__Records__.
_ _ _ _

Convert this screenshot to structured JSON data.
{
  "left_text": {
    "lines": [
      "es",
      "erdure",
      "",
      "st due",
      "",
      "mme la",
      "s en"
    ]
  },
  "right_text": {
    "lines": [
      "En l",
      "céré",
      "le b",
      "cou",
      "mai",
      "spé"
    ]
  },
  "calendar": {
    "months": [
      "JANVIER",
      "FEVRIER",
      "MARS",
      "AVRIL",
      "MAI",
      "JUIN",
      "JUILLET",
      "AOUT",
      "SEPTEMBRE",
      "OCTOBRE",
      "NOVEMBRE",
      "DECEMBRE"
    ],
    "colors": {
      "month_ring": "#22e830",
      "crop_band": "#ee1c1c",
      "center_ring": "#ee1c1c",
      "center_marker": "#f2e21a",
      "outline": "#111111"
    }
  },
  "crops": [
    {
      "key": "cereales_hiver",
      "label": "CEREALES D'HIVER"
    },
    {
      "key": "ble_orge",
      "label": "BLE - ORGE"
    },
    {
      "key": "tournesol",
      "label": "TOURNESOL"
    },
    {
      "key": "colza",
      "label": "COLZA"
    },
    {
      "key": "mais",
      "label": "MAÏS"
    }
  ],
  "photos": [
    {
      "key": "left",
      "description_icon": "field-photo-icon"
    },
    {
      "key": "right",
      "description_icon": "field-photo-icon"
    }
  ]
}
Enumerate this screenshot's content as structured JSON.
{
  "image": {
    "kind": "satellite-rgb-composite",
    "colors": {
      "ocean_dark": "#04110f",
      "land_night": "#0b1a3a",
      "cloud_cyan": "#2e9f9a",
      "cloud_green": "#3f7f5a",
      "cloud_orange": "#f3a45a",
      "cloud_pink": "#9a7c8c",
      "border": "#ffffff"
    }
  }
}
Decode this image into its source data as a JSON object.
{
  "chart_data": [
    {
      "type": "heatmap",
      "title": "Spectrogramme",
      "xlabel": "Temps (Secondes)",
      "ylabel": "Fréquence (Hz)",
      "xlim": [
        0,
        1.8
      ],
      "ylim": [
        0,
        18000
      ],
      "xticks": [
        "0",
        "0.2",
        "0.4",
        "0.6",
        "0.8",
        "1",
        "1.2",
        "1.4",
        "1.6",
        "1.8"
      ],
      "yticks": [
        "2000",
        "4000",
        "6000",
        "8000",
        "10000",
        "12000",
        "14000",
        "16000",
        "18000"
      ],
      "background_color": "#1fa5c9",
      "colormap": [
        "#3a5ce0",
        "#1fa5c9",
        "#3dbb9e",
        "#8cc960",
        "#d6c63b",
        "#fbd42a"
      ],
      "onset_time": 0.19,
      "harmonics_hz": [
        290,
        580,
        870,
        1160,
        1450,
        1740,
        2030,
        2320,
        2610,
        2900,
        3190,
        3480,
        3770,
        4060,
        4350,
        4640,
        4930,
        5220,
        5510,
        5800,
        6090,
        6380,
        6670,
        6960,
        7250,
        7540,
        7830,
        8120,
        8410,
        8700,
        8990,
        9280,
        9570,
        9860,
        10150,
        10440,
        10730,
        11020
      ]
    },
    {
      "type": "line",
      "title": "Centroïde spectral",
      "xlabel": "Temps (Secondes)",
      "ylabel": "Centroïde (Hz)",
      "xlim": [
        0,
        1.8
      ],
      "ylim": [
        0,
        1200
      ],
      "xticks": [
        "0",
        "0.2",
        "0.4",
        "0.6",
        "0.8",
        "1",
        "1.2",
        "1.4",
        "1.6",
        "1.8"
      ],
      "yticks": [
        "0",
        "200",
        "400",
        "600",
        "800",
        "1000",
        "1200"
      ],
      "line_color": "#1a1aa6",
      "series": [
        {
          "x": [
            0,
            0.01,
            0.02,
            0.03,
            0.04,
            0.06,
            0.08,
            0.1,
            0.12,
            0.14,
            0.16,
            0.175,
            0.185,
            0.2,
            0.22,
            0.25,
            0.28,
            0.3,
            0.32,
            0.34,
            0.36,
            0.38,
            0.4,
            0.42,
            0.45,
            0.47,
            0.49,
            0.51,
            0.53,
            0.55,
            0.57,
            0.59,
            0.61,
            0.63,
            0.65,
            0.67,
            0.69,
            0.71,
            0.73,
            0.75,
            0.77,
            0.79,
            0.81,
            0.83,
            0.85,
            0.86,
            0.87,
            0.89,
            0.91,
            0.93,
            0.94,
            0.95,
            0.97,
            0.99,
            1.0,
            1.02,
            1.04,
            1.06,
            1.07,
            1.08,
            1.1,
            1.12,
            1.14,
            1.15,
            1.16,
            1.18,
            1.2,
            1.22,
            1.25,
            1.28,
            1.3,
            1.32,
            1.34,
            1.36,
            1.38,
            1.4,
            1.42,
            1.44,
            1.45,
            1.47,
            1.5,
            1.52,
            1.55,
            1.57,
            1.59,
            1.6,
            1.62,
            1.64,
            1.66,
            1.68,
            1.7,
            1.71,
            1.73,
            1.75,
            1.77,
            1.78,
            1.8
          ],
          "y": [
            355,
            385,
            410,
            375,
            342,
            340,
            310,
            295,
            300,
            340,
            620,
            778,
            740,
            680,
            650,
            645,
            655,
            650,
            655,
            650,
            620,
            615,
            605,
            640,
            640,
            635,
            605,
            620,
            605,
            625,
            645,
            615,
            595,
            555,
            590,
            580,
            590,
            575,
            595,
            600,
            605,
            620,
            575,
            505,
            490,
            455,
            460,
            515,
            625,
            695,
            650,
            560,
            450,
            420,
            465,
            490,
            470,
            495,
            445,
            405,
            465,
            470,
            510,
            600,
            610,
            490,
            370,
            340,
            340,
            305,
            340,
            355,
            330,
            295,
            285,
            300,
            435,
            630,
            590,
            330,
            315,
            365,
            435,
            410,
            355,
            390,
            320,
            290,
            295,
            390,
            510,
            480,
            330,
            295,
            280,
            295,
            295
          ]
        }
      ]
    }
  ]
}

_ _ _ _

__Goal__. Copy each line containing the word "structured" from the data.

__Exercise result__.
Convert this screenshot to structured JSON data.
Enumerate this screenshot's content as structured JSON.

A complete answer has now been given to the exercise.